Can you recast the rows from the line containing "What elements are" through the line containing "530, 644, 552]", both included, as a Markdown table with the columns No. and Text, skipping blank lines and leaving out any pictures?

§ Available records:
------------------------------

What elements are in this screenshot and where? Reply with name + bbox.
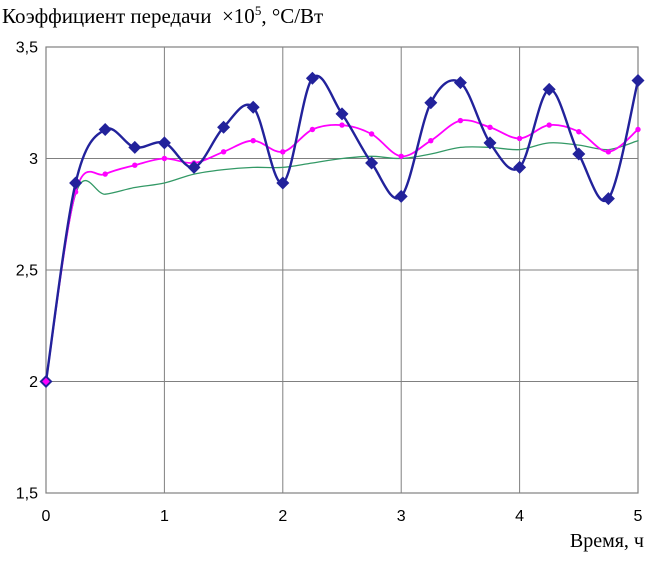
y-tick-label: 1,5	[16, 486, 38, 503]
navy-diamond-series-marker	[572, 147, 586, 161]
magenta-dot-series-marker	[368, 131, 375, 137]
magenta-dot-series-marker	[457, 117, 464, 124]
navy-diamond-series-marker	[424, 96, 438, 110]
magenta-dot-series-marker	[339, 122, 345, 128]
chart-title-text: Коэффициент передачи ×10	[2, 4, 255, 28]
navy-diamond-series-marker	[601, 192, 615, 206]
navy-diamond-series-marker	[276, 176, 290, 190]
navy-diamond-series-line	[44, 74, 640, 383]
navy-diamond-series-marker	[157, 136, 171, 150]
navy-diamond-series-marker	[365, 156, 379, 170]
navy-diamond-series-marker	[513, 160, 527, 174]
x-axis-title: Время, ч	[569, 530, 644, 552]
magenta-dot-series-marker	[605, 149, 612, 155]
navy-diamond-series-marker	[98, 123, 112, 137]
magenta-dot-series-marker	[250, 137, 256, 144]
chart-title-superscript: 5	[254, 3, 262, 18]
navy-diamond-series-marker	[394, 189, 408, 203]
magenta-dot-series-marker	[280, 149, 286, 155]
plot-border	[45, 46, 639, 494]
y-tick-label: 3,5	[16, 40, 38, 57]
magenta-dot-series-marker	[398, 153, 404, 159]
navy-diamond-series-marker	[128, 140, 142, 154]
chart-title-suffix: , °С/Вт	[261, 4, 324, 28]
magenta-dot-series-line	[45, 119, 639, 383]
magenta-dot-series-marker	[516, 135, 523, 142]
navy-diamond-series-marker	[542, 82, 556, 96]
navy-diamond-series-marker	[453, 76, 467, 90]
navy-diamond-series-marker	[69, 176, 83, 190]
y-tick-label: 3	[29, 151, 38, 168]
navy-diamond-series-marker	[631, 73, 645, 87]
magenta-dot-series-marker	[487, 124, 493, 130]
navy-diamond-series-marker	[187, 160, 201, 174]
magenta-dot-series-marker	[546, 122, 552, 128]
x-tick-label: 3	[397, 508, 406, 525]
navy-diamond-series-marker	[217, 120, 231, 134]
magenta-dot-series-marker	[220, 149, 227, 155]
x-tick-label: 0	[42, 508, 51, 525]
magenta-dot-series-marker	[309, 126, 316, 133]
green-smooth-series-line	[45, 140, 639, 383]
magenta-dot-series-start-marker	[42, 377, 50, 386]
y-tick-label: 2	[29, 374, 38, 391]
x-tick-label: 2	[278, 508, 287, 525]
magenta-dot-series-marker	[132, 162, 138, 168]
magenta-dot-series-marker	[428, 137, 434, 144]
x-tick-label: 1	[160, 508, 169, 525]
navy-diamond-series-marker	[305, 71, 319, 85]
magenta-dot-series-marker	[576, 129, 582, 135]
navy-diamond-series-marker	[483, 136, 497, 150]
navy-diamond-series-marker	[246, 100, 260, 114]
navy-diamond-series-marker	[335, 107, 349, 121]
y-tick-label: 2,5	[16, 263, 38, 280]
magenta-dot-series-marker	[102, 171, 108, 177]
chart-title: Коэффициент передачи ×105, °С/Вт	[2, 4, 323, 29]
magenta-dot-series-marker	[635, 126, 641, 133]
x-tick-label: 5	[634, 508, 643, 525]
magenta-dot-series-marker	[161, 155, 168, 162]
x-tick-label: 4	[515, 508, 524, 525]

------------------------------

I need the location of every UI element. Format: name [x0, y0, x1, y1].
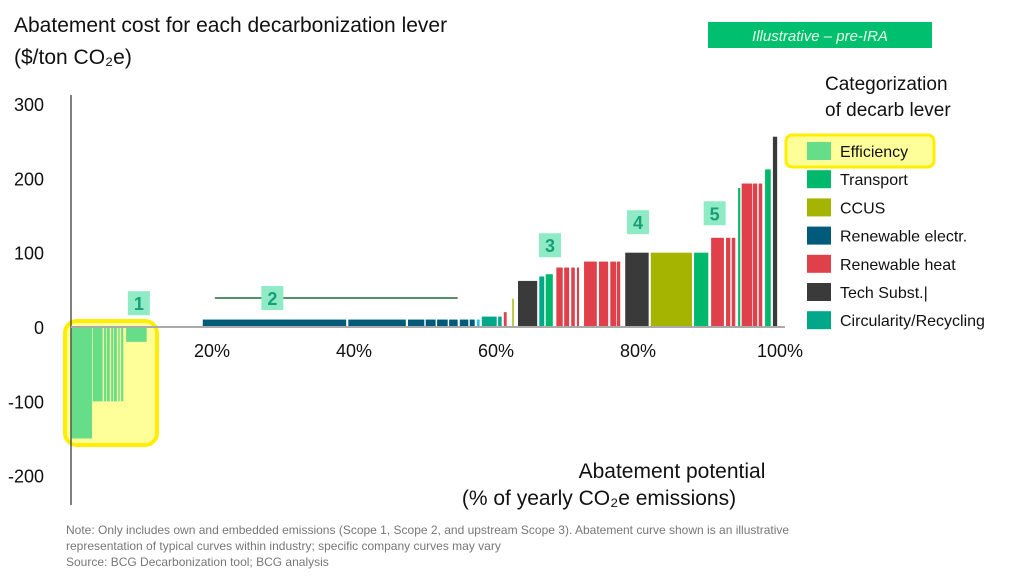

------------------------------

§ Response:
| No. | Text |
|---|---|
| 1 | What elements are in this screenshot and where? Reply with name + bbox. |
| 2 | y-tick-label: 1,5	[16, 486, 38, 503] |
| 3 | navy-diamond-series-marker	[572, 147, 586, 161] |
| 4 | magenta-dot-series-marker	[368, 131, 375, 137] |
| 5 | magenta-dot-series-marker	[457, 117, 464, 124] |
| 6 | navy-diamond-series-marker	[424, 96, 438, 110] |
| 7 | magenta-dot-series-marker	[339, 122, 345, 128] |
| 8 | chart-title-text: Коэффициент передачи ×10	[2, 4, 255, 28] |
| 9 | navy-diamond-series-marker	[601, 192, 615, 206] |
| 10 | navy-diamond-series-marker	[276, 176, 290, 190] |
| 11 | navy-diamond-series-line	[44, 74, 640, 383] |
| 12 | navy-diamond-series-marker	[157, 136, 171, 150] |
| 13 | navy-diamond-series-marker	[365, 156, 379, 170] |
| 14 | navy-diamond-series-marker	[513, 160, 527, 174] |
| 15 | x-axis-title: Время, ч	[569, 530, 644, 552] |